▶ **Requirements**: Go through the entries and transcribe each one exactly, dropping the pictures.

▶ **Raw records**:
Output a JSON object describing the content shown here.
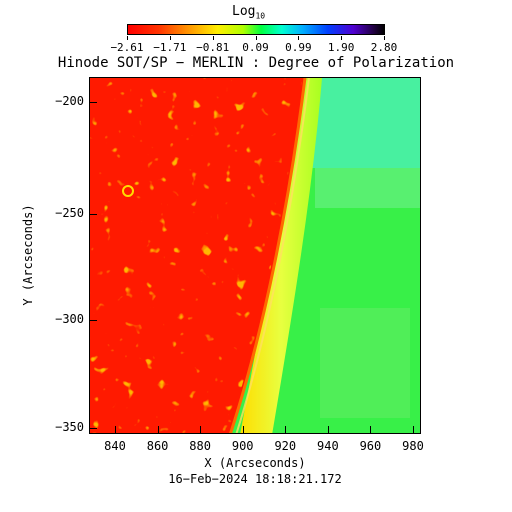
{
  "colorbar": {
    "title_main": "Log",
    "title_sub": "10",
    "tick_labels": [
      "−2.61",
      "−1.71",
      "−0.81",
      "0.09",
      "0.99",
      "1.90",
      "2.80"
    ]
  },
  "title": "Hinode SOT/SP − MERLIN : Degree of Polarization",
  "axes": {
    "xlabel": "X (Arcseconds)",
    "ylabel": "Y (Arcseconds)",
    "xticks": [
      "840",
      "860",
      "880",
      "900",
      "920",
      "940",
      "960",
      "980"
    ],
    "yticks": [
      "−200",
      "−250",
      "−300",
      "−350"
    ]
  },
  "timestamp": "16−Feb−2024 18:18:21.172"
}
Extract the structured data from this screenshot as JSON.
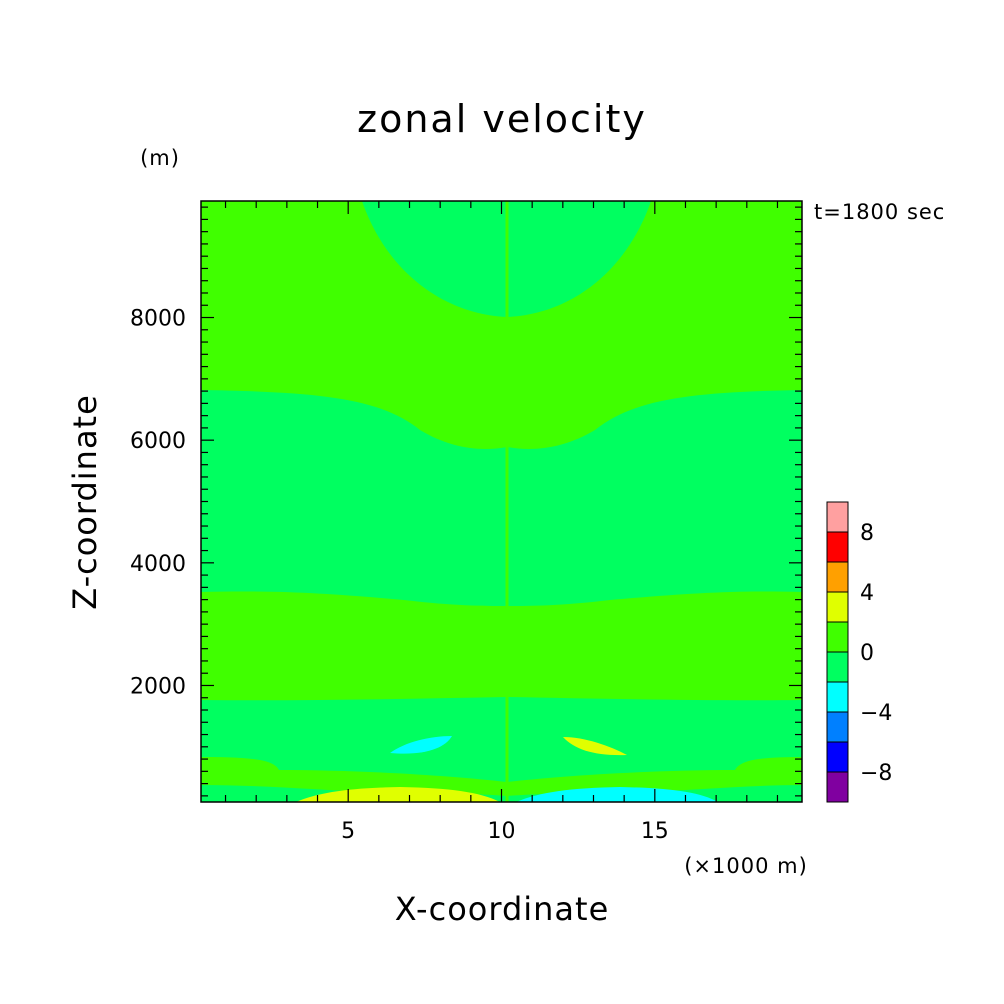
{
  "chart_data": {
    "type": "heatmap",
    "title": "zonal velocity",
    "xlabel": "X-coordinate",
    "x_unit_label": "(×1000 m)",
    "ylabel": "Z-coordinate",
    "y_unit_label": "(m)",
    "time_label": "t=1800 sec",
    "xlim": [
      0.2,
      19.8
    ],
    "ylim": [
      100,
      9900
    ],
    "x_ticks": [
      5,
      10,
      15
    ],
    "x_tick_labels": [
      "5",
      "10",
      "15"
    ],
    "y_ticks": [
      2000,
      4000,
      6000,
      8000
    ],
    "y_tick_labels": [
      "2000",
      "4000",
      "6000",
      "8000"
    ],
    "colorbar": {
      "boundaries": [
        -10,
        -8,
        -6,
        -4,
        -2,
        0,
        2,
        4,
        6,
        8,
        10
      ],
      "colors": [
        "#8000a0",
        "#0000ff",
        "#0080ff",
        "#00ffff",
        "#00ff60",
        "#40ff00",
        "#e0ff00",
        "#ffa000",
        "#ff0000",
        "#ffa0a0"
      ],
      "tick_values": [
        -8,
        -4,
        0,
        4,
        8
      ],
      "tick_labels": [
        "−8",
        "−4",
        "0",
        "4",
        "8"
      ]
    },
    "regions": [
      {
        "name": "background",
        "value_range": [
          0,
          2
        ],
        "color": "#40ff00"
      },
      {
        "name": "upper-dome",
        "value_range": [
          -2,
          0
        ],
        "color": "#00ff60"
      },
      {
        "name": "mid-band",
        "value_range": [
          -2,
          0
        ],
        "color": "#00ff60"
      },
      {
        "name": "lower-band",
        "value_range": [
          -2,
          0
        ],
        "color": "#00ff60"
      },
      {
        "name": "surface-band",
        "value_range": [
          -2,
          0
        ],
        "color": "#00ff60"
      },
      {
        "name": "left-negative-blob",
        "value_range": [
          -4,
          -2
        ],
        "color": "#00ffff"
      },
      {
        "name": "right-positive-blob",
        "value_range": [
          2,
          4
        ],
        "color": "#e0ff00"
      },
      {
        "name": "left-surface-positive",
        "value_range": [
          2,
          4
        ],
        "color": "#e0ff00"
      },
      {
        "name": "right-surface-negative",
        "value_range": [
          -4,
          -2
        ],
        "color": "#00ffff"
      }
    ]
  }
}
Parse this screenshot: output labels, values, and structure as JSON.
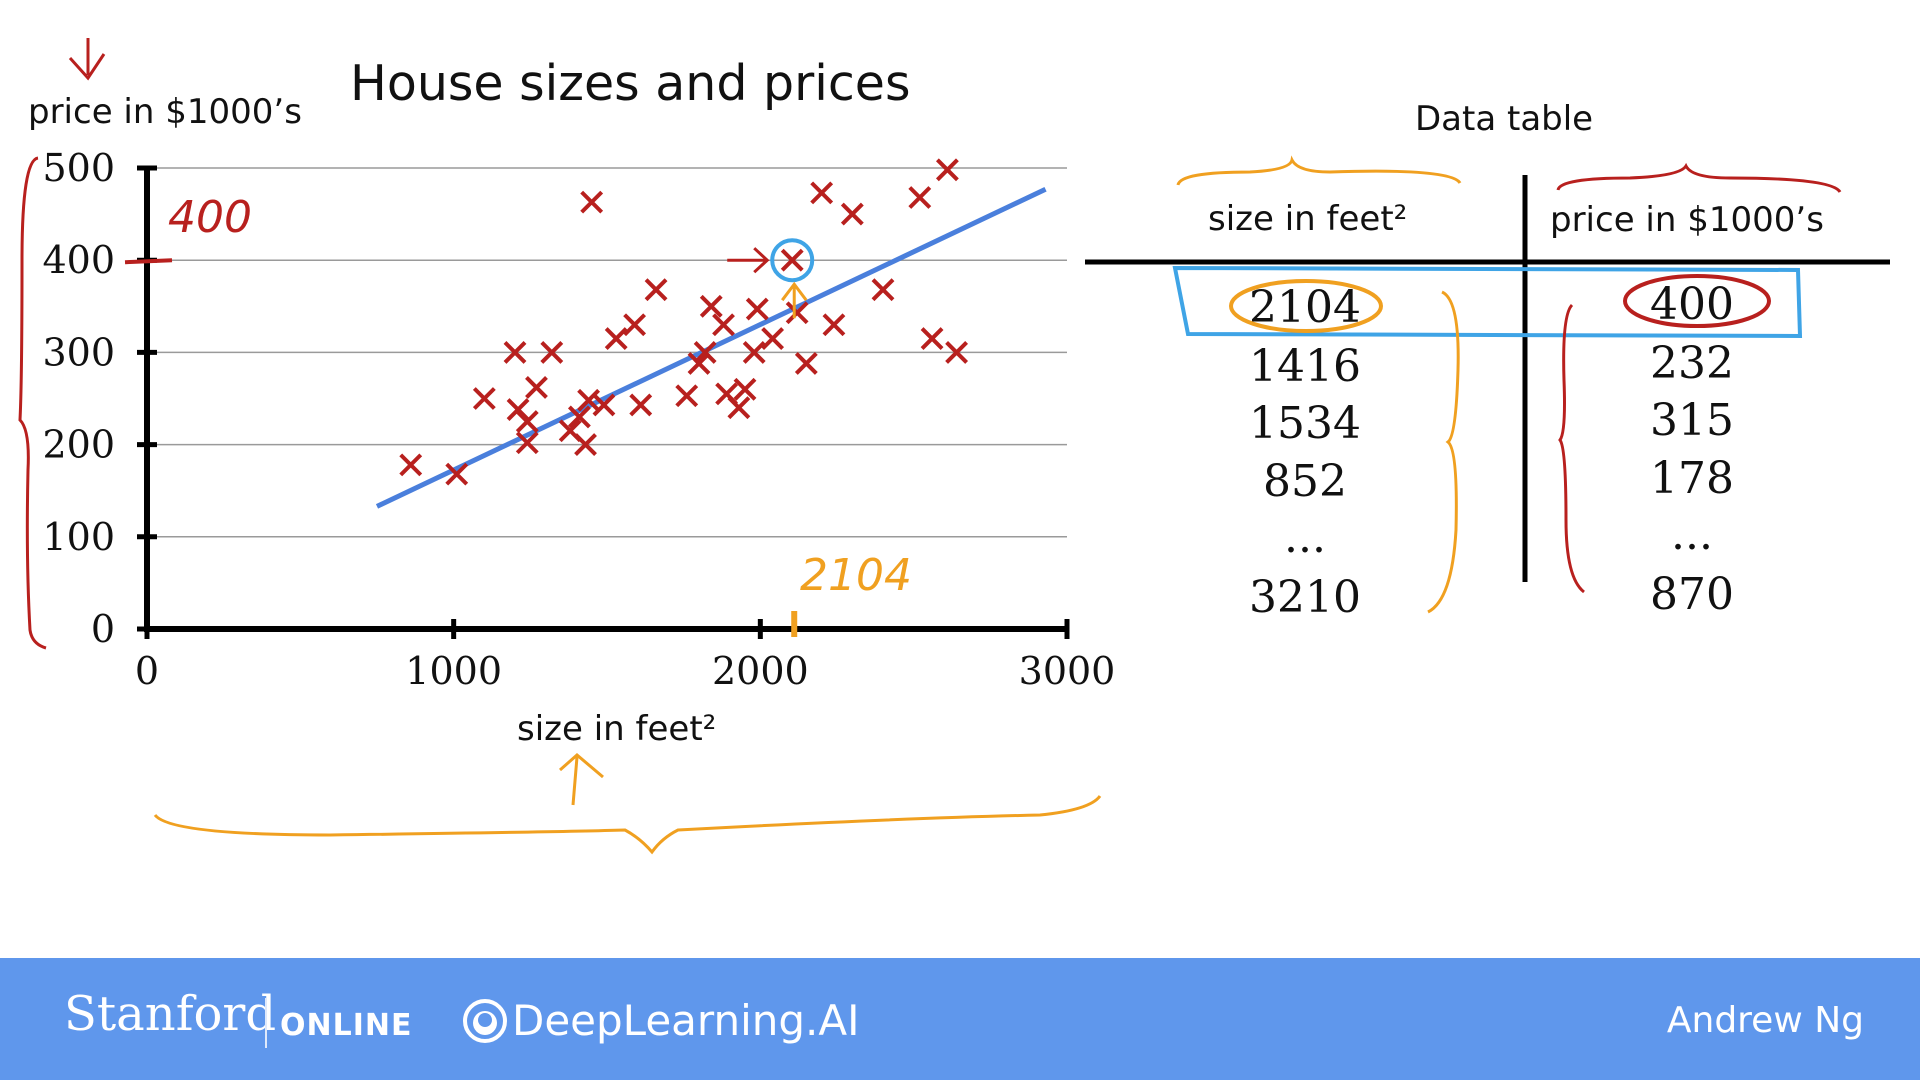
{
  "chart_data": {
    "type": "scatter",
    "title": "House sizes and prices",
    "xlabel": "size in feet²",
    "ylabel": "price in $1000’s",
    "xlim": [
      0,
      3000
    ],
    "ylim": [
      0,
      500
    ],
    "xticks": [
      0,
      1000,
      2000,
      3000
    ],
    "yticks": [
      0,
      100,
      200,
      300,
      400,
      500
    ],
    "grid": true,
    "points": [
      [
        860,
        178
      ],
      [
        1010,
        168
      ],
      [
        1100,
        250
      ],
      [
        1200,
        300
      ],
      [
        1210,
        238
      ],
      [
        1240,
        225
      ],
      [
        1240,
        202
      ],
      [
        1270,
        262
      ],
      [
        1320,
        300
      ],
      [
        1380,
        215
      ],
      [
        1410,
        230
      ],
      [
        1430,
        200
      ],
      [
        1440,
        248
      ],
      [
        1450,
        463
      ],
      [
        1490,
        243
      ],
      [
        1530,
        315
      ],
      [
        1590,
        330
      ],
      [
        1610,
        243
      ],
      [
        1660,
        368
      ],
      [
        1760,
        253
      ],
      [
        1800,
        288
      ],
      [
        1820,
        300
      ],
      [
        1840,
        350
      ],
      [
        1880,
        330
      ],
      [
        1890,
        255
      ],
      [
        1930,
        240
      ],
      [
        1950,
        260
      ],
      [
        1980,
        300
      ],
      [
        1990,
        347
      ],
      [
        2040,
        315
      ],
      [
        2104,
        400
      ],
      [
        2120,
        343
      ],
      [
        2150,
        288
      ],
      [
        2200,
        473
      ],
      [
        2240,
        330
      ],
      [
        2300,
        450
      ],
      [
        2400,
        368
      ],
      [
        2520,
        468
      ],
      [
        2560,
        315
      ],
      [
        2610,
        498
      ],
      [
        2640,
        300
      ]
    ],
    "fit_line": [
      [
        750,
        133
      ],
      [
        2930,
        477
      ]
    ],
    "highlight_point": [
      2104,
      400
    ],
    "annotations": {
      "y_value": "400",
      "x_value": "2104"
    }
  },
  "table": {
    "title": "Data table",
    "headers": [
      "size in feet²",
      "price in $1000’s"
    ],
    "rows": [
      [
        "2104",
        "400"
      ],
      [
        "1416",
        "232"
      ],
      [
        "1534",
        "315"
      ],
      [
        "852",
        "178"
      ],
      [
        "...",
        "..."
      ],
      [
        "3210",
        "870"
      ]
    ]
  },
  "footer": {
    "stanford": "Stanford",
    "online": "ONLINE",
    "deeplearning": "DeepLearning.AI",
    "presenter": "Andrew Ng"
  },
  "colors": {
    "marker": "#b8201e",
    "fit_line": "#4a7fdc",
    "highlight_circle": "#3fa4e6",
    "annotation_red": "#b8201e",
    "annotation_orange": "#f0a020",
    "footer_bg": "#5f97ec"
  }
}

▶ **Solved exercise**:
Output a JSON object describing the content shown here.
{
  "colorbar": {
    "title_main": "Log",
    "title_sub": "10",
    "tick_labels": [
      "−2.61",
      "−1.71",
      "−0.81",
      "0.09",
      "0.99",
      "1.90",
      "2.80"
    ]
  },
  "title": "Hinode SOT/SP − MERLIN : Degree of Polarization",
  "axes": {
    "xlabel": "X (Arcseconds)",
    "ylabel": "Y (Arcseconds)",
    "xticks": [
      "840",
      "860",
      "880",
      "900",
      "920",
      "940",
      "960",
      "980"
    ],
    "yticks": [
      "−200",
      "−250",
      "−300",
      "−350"
    ]
  },
  "timestamp": "16−Feb−2024 18:18:21.172"
}
Extract the structured data from this screenshot as JSON.
{
  "chart_data": {
    "type": "heatmap",
    "title": "zonal velocity",
    "xlabel": "X-coordinate",
    "x_unit_label": "(×1000 m)",
    "ylabel": "Z-coordinate",
    "y_unit_label": "(m)",
    "time_label": "t=1800 sec",
    "xlim": [
      0.2,
      19.8
    ],
    "ylim": [
      100,
      9900
    ],
    "x_ticks": [
      5,
      10,
      15
    ],
    "x_tick_labels": [
      "5",
      "10",
      "15"
    ],
    "y_ticks": [
      2000,
      4000,
      6000,
      8000
    ],
    "y_tick_labels": [
      "2000",
      "4000",
      "6000",
      "8000"
    ],
    "colorbar": {
      "boundaries": [
        -10,
        -8,
        -6,
        -4,
        -2,
        0,
        2,
        4,
        6,
        8,
        10
      ],
      "colors": [
        "#8000a0",
        "#0000ff",
        "#0080ff",
        "#00ffff",
        "#00ff60",
        "#40ff00",
        "#e0ff00",
        "#ffa000",
        "#ff0000",
        "#ffa0a0"
      ],
      "tick_values": [
        -8,
        -4,
        0,
        4,
        8
      ],
      "tick_labels": [
        "−8",
        "−4",
        "0",
        "4",
        "8"
      ]
    },
    "regions": [
      {
        "name": "background",
        "value_range": [
          0,
          2
        ],
        "color": "#40ff00"
      },
      {
        "name": "upper-dome",
        "value_range": [
          -2,
          0
        ],
        "color": "#00ff60"
      },
      {
        "name": "mid-band",
        "value_range": [
          -2,
          0
        ],
        "color": "#00ff60"
      },
      {
        "name": "lower-band",
        "value_range": [
          -2,
          0
        ],
        "color": "#00ff60"
      },
      {
        "name": "surface-band",
        "value_range": [
          -2,
          0
        ],
        "color": "#00ff60"
      },
      {
        "name": "left-negative-blob",
        "value_range": [
          -4,
          -2
        ],
        "color": "#00ffff"
      },
      {
        "name": "right-positive-blob",
        "value_range": [
          2,
          4
        ],
        "color": "#e0ff00"
      },
      {
        "name": "left-surface-positive",
        "value_range": [
          2,
          4
        ],
        "color": "#e0ff00"
      },
      {
        "name": "right-surface-negative",
        "value_range": [
          -4,
          -2
        ],
        "color": "#00ffff"
      }
    ]
  }
}
Parse this screenshot: output labels, values, and structure as JSON.
{
  "chart_data": {
    "type": "scatter",
    "title": "House sizes and prices",
    "xlabel": "size in feet²",
    "ylabel": "price in $1000’s",
    "xlim": [
      0,
      3000
    ],
    "ylim": [
      0,
      500
    ],
    "xticks": [
      0,
      1000,
      2000,
      3000
    ],
    "yticks": [
      0,
      100,
      200,
      300,
      400,
      500
    ],
    "grid": true,
    "points": [
      [
        860,
        178
      ],
      [
        1010,
        168
      ],
      [
        1100,
        250
      ],
      [
        1200,
        300
      ],
      [
        1210,
        238
      ],
      [
        1240,
        225
      ],
      [
        1240,
        202
      ],
      [
        1270,
        262
      ],
      [
        1320,
        300
      ],
      [
        1380,
        215
      ],
      [
        1410,
        230
      ],
      [
        1430,
        200
      ],
      [
        1440,
        248
      ],
      [
        1450,
        463
      ],
      [
        1490,
        243
      ],
      [
        1530,
        315
      ],
      [
        1590,
        330
      ],
      [
        1610,
        243
      ],
      [
        1660,
        368
      ],
      [
        1760,
        253
      ],
      [
        1800,
        288
      ],
      [
        1820,
        300
      ],
      [
        1840,
        350
      ],
      [
        1880,
        330
      ],
      [
        1890,
        255
      ],
      [
        1930,
        240
      ],
      [
        1950,
        260
      ],
      [
        1980,
        300
      ],
      [
        1990,
        347
      ],
      [
        2040,
        315
      ],
      [
        2104,
        400
      ],
      [
        2120,
        343
      ],
      [
        2150,
        288
      ],
      [
        2200,
        473
      ],
      [
        2240,
        330
      ],
      [
        2300,
        450
      ],
      [
        2400,
        368
      ],
      [
        2520,
        468
      ],
      [
        2560,
        315
      ],
      [
        2610,
        498
      ],
      [
        2640,
        300
      ]
    ],
    "fit_line": [
      [
        750,
        133
      ],
      [
        2930,
        477
      ]
    ],
    "highlight_point": [
      2104,
      400
    ],
    "annotations": {
      "y_value": "400",
      "x_value": "2104"
    }
  },
  "table": {
    "title": "Data table",
    "headers": [
      "size in feet²",
      "price in $1000’s"
    ],
    "rows": [
      [
        "2104",
        "400"
      ],
      [
        "1416",
        "232"
      ],
      [
        "1534",
        "315"
      ],
      [
        "852",
        "178"
      ],
      [
        "...",
        "..."
      ],
      [
        "3210",
        "870"
      ]
    ]
  },
  "footer": {
    "stanford": "Stanford",
    "online": "ONLINE",
    "deeplearning": "DeepLearning.AI",
    "presenter": "Andrew Ng"
  },
  "colors": {
    "marker": "#b8201e",
    "fit_line": "#4a7fdc",
    "highlight_circle": "#3fa4e6",
    "annotation_red": "#b8201e",
    "annotation_orange": "#f0a020",
    "footer_bg": "#5f97ec"
  }
}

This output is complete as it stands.